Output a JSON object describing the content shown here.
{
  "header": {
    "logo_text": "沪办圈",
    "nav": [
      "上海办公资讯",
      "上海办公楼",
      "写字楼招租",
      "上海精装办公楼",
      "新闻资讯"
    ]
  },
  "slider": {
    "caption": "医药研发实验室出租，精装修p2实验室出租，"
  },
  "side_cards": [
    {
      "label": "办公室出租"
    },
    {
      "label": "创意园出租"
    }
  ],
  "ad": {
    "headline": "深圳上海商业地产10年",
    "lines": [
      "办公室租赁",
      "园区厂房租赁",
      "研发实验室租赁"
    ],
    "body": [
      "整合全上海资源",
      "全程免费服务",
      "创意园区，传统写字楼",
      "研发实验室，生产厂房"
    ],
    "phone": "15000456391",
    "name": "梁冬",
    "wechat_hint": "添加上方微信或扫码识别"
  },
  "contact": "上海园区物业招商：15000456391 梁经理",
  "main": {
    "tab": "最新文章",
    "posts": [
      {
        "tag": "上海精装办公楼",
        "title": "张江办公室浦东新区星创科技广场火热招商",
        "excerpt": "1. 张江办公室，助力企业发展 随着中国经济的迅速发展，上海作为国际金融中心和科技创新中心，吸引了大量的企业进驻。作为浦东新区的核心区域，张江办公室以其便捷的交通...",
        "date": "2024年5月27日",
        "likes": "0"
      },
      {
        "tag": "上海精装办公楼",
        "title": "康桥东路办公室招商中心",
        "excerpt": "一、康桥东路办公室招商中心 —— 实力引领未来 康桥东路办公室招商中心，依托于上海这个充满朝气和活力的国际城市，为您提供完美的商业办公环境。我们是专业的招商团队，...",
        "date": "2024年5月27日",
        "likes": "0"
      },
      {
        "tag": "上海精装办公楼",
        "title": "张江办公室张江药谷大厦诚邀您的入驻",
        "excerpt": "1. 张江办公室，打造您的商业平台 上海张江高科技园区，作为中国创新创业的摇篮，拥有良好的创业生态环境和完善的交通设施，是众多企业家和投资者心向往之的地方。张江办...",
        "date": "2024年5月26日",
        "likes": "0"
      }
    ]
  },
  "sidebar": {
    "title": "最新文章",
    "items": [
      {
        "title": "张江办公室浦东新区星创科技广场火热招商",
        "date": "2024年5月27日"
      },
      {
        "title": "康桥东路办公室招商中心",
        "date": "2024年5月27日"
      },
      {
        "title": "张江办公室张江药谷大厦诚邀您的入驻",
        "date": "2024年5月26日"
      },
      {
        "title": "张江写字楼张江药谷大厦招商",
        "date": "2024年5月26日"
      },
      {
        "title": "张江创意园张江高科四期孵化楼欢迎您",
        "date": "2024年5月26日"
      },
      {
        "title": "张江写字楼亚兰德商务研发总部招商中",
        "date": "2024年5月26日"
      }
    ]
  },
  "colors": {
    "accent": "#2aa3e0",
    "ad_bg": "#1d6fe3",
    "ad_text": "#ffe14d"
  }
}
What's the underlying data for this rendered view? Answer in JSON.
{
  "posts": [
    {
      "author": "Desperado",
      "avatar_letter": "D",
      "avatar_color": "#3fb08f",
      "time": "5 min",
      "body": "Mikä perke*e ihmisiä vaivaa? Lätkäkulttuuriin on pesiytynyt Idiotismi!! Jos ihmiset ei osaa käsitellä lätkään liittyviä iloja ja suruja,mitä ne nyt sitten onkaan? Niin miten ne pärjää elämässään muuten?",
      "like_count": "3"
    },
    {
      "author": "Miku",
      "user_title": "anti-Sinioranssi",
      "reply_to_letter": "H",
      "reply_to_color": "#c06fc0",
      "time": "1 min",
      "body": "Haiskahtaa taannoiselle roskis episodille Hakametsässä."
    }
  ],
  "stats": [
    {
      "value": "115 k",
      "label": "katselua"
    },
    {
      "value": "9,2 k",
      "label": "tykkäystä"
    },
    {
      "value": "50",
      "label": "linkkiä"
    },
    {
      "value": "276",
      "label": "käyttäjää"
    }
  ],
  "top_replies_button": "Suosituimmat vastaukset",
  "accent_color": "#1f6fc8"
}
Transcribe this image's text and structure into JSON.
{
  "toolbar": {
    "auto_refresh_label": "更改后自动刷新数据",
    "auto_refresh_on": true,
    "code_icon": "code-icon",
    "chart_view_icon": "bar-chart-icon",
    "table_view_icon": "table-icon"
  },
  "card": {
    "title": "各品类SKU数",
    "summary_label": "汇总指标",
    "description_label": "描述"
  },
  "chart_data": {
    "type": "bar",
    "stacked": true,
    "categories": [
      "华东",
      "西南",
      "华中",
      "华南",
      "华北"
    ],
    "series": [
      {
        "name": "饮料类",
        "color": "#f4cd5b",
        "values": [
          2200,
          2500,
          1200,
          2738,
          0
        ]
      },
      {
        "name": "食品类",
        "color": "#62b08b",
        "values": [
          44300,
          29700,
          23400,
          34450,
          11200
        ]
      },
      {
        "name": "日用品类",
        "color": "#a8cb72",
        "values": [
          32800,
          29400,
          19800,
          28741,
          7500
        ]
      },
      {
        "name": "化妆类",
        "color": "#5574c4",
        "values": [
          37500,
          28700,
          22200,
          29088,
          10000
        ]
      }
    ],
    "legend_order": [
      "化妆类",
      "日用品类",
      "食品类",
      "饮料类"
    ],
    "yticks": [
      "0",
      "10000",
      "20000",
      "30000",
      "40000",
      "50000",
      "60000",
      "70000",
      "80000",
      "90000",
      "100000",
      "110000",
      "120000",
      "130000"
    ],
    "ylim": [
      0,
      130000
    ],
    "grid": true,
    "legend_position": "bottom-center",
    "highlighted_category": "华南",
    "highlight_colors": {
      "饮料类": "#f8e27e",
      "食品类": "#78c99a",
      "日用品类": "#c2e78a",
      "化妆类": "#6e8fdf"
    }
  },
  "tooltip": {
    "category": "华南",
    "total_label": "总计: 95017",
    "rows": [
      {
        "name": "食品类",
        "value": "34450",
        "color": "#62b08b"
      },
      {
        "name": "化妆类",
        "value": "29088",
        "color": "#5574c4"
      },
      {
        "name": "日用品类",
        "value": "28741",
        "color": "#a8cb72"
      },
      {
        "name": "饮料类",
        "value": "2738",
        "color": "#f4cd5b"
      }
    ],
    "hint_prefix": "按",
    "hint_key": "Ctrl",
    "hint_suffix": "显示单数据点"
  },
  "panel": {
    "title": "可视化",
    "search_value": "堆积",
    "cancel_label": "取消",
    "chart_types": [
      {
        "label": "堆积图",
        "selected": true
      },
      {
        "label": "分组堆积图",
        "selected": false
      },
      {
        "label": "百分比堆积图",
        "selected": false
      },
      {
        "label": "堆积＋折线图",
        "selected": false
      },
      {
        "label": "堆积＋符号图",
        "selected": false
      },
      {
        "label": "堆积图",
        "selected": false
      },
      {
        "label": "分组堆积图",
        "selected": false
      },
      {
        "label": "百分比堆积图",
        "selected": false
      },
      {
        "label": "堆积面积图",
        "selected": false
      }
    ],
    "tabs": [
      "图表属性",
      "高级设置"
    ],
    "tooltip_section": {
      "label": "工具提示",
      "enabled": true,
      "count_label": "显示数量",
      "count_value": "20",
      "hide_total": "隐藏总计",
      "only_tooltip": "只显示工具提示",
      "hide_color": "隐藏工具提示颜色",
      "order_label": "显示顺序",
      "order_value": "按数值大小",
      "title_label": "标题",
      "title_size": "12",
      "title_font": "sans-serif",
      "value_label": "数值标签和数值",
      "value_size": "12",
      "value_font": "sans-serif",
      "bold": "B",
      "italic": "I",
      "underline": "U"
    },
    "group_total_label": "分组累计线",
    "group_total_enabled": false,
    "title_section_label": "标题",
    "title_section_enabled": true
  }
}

# # #

Go through the listing and copy all of it exactly.

Written answer
Output a JSON object describing the content shown here.
{
  "header": {
    "logo_text": "沪办圈",
    "nav": [
      "上海办公资讯",
      "上海办公楼",
      "写字楼招租",
      "上海精装办公楼",
      "新闻资讯"
    ]
  },
  "slider": {
    "caption": "医药研发实验室出租，精装修p2实验室出租，"
  },
  "side_cards": [
    {
      "label": "办公室出租"
    },
    {
      "label": "创意园出租"
    }
  ],
  "ad": {
    "headline": "深圳上海商业地产10年",
    "lines": [
      "办公室租赁",
      "园区厂房租赁",
      "研发实验室租赁"
    ],
    "body": [
      "整合全上海资源",
      "全程免费服务",
      "创意园区，传统写字楼",
      "研发实验室，生产厂房"
    ],
    "phone": "15000456391",
    "name": "梁冬",
    "wechat_hint": "添加上方微信或扫码识别"
  },
  "contact": "上海园区物业招商：15000456391 梁经理",
  "main": {
    "tab": "最新文章",
    "posts": [
      {
        "tag": "上海精装办公楼",
        "title": "张江办公室浦东新区星创科技广场火热招商",
        "excerpt": "1. 张江办公室，助力企业发展 随着中国经济的迅速发展，上海作为国际金融中心和科技创新中心，吸引了大量的企业进驻。作为浦东新区的核心区域，张江办公室以其便捷的交通...",
        "date": "2024年5月27日",
        "likes": "0"
      },
      {
        "tag": "上海精装办公楼",
        "title": "康桥东路办公室招商中心",
        "excerpt": "一、康桥东路办公室招商中心 —— 实力引领未来 康桥东路办公室招商中心，依托于上海这个充满朝气和活力的国际城市，为您提供完美的商业办公环境。我们是专业的招商团队，...",
        "date": "2024年5月27日",
        "likes": "0"
      },
      {
        "tag": "上海精装办公楼",
        "title": "张江办公室张江药谷大厦诚邀您的入驻",
        "excerpt": "1. 张江办公室，打造您的商业平台 上海张江高科技园区，作为中国创新创业的摇篮，拥有良好的创业生态环境和完善的交通设施，是众多企业家和投资者心向往之的地方。张江办...",
        "date": "2024年5月26日",
        "likes": "0"
      }
    ]
  },
  "sidebar": {
    "title": "最新文章",
    "items": [
      {
        "title": "张江办公室浦东新区星创科技广场火热招商",
        "date": "2024年5月27日"
      },
      {
        "title": "康桥东路办公室招商中心",
        "date": "2024年5月27日"
      },
      {
        "title": "张江办公室张江药谷大厦诚邀您的入驻",
        "date": "2024年5月26日"
      },
      {
        "title": "张江写字楼张江药谷大厦招商",
        "date": "2024年5月26日"
      },
      {
        "title": "张江创意园张江高科四期孵化楼欢迎您",
        "date": "2024年5月26日"
      },
      {
        "title": "张江写字楼亚兰德商务研发总部招商中",
        "date": "2024年5月26日"
      }
    ]
  },
  "colors": {
    "accent": "#2aa3e0",
    "ad_bg": "#1d6fe3",
    "ad_text": "#ffe14d"
  }
}
What's the underlying data for this rendered view? Answer in JSON.
{
  "posts": [
    {
      "author": "Desperado",
      "avatar_letter": "D",
      "avatar_color": "#3fb08f",
      "time": "5 min",
      "body": "Mikä perke*e ihmisiä vaivaa? Lätkäkulttuuriin on pesiytynyt Idiotismi!! Jos ihmiset ei osaa käsitellä lätkään liittyviä iloja ja suruja,mitä ne nyt sitten onkaan? Niin miten ne pärjää elämässään muuten?",
      "like_count": "3"
    },
    {
      "author": "Miku",
      "user_title": "anti-Sinioranssi",
      "reply_to_letter": "H",
      "reply_to_color": "#c06fc0",
      "time": "1 min",
      "body": "Haiskahtaa taannoiselle roskis episodille Hakametsässä."
    }
  ],
  "stats": [
    {
      "value": "115 k",
      "label": "katselua"
    },
    {
      "value": "9,2 k",
      "label": "tykkäystä"
    },
    {
      "value": "50",
      "label": "linkkiä"
    },
    {
      "value": "276",
      "label": "käyttäjää"
    }
  ],
  "top_replies_button": "Suosituimmat vastaukset",
  "accent_color": "#1f6fc8"
}
Transcribe this image's text and structure into JSON.
{
  "toolbar": {
    "auto_refresh_label": "更改后自动刷新数据",
    "auto_refresh_on": true,
    "code_icon": "code-icon",
    "chart_view_icon": "bar-chart-icon",
    "table_view_icon": "table-icon"
  },
  "card": {
    "title": "各品类SKU数",
    "summary_label": "汇总指标",
    "description_label": "描述"
  },
  "chart_data": {
    "type": "bar",
    "stacked": true,
    "categories": [
      "华东",
      "西南",
      "华中",
      "华南",
      "华北"
    ],
    "series": [
      {
        "name": "饮料类",
        "color": "#f4cd5b",
        "values": [
          2200,
          2500,
          1200,
          2738,
          0
        ]
      },
      {
        "name": "食品类",
        "color": "#62b08b",
        "values": [
          44300,
          29700,
          23400,
          34450,
          11200
        ]
      },
      {
        "name": "日用品类",
        "color": "#a8cb72",
        "values": [
          32800,
          29400,
          19800,
          28741,
          7500
        ]
      },
      {
        "name": "化妆类",
        "color": "#5574c4",
        "values": [
          37500,
          28700,
          22200,
          29088,
          10000
        ]
      }
    ],
    "legend_order": [
      "化妆类",
      "日用品类",
      "食品类",
      "饮料类"
    ],
    "yticks": [
      "0",
      "10000",
      "20000",
      "30000",
      "40000",
      "50000",
      "60000",
      "70000",
      "80000",
      "90000",
      "100000",
      "110000",
      "120000",
      "130000"
    ],
    "ylim": [
      0,
      130000
    ],
    "grid": true,
    "legend_position": "bottom-center",
    "highlighted_category": "华南",
    "highlight_colors": {
      "饮料类": "#f8e27e",
      "食品类": "#78c99a",
      "日用品类": "#c2e78a",
      "化妆类": "#6e8fdf"
    }
  },
  "tooltip": {
    "category": "华南",
    "total_label": "总计: 95017",
    "rows": [
      {
        "name": "食品类",
        "value": "34450",
        "color": "#62b08b"
      },
      {
        "name": "化妆类",
        "value": "29088",
        "color": "#5574c4"
      },
      {
        "name": "日用品类",
        "value": "28741",
        "color": "#a8cb72"
      },
      {
        "name": "饮料类",
        "value": "2738",
        "color": "#f4cd5b"
      }
    ],
    "hint_prefix": "按",
    "hint_key": "Ctrl",
    "hint_suffix": "显示单数据点"
  },
  "panel": {
    "title": "可视化",
    "search_value": "堆积",
    "cancel_label": "取消",
    "chart_types": [
      {
        "label": "堆积图",
        "selected": true
      },
      {
        "label": "分组堆积图",
        "selected": false
      },
      {
        "label": "百分比堆积图",
        "selected": false
      },
      {
        "label": "堆积＋折线图",
        "selected": false
      },
      {
        "label": "堆积＋符号图",
        "selected": false
      },
      {
        "label": "堆积图",
        "selected": false
      },
      {
        "label": "分组堆积图",
        "selected": false
      },
      {
        "label": "百分比堆积图",
        "selected": false
      },
      {
        "label": "堆积面积图",
        "selected": false
      }
    ],
    "tabs": [
      "图表属性",
      "高级设置"
    ],
    "tooltip_section": {
      "label": "工具提示",
      "enabled": true,
      "count_label": "显示数量",
      "count_value": "20",
      "hide_total": "隐藏总计",
      "only_tooltip": "只显示工具提示",
      "hide_color": "隐藏工具提示颜色",
      "order_label": "显示顺序",
      "order_value": "按数值大小",
      "title_label": "标题",
      "title_size": "12",
      "title_font": "sans-serif",
      "value_label": "数值标签和数值",
      "value_size": "12",
      "value_font": "sans-serif",
      "bold": "B",
      "italic": "I",
      "underline": "U"
    },
    "group_total_label": "分组累计线",
    "group_total_enabled": false,
    "title_section_label": "标题",
    "title_section_enabled": true
  }
}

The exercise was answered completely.